• JOB
Put every line of the material below into a JSON list of strings, one string per line, skipping blank lines and leaving out the pictures.

• SUPPLIED DATA
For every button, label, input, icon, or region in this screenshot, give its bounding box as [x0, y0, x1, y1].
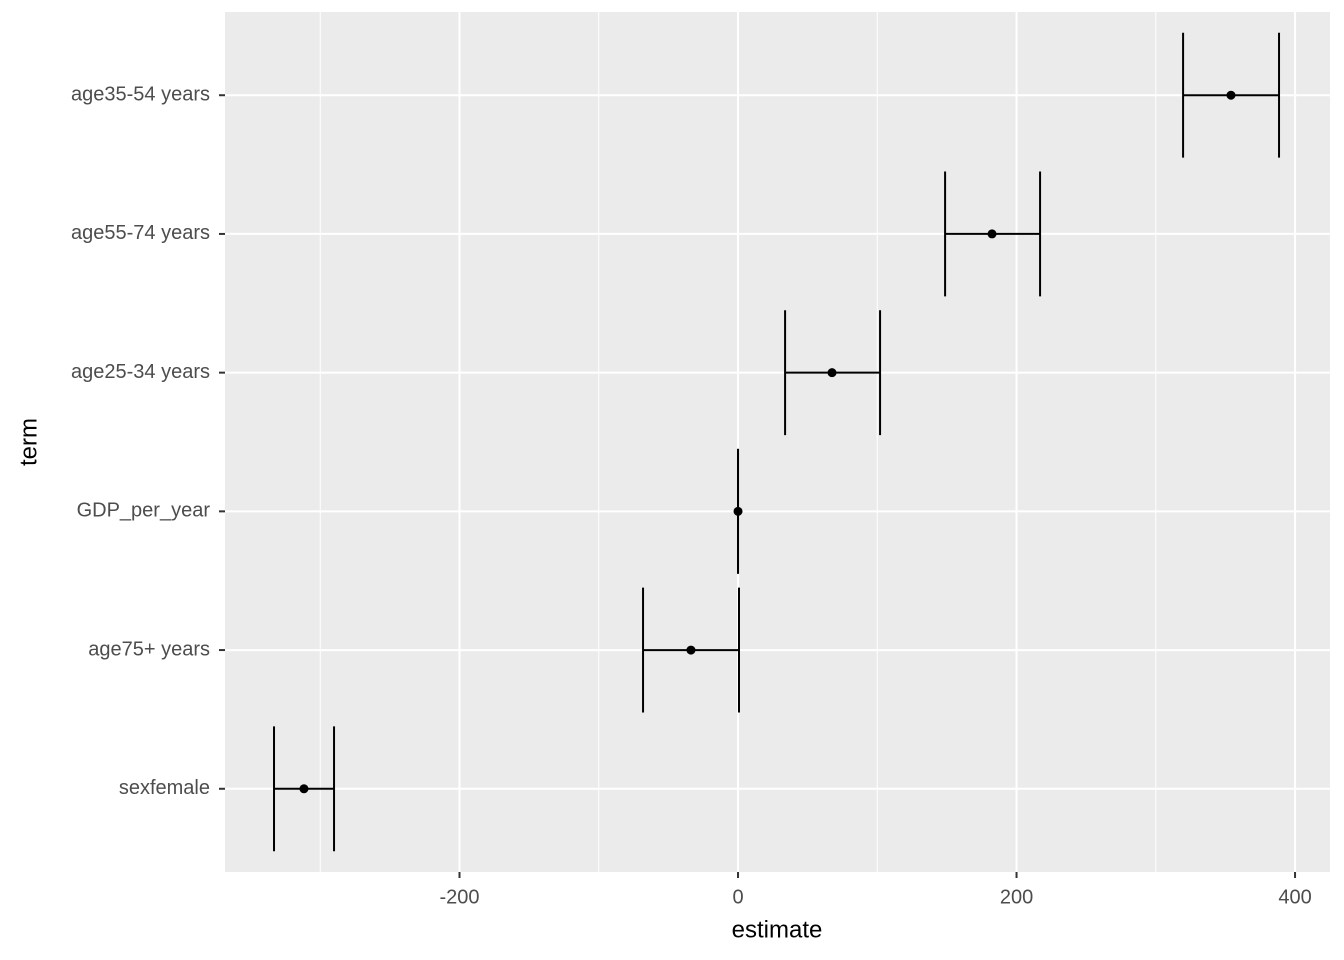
y-tick-label: GDP_per_year: [77, 500, 211, 522]
point: [686, 645, 696, 655]
point: [299, 784, 309, 794]
y-tick-label: age35-54 years: [71, 84, 210, 106]
x-tick-label: 200: [1000, 886, 1033, 908]
x-axis-title: estimate: [732, 916, 823, 943]
y-axis-title: term: [15, 418, 42, 466]
point: [827, 368, 837, 378]
y-tick-label: sexfemale: [119, 777, 210, 799]
point: [987, 229, 997, 239]
marks: [273, 32, 1281, 852]
y-tick-label: age25-34 years: [71, 361, 210, 383]
x-tick-label: -200: [439, 886, 479, 908]
y-tick-label: age55-74 years: [71, 222, 210, 244]
x-tick-label: 400: [1278, 886, 1311, 908]
panel-background: [225, 12, 1330, 872]
point: [733, 506, 743, 516]
x-tick-label: 0: [732, 886, 743, 908]
grid: [225, 12, 1330, 872]
y-tick-label: age75+ years: [88, 638, 210, 660]
point: [1226, 90, 1236, 100]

• TASK ANSWER
[
  "For every button, label, input, icon, or region in this screenshot, give its bounding box as [x0, y0, x1, y1].",
  "y-tick-label: GDP_per_year: [77, 500, 211, 522]",
  "point: [686, 645, 696, 655]",
  "point: [299, 784, 309, 794]",
  "y-tick-label: age35-54 years: [71, 84, 210, 106]",
  "x-tick-label: 200: [1000, 886, 1033, 908]",
  "x-axis-title: estimate: [732, 916, 823, 943]",
  "y-axis-title: term: [15, 418, 42, 466]",
  "point: [827, 368, 837, 378]",
  "y-tick-label: sexfemale: [119, 777, 210, 799]",
  "point: [987, 229, 997, 239]",
  "marks: [273, 32, 1281, 852]",
  "y-tick-label: age25-34 years: [71, 361, 210, 383]",
  "x-tick-label: -200: [439, 886, 479, 908]",
  "y-tick-label: age55-74 years: [71, 222, 210, 244]",
  "x-tick-label: 400: [1278, 886, 1311, 908]",
  "panel-background: [225, 12, 1330, 872]",
  "point: [733, 506, 743, 516]",
  "x-tick-label: 0: [732, 886, 743, 908]",
  "grid: [225, 12, 1330, 872]",
  "y-tick-label: age75+ years: [88, 638, 210, 660]",
  "point: [1226, 90, 1236, 100]"
]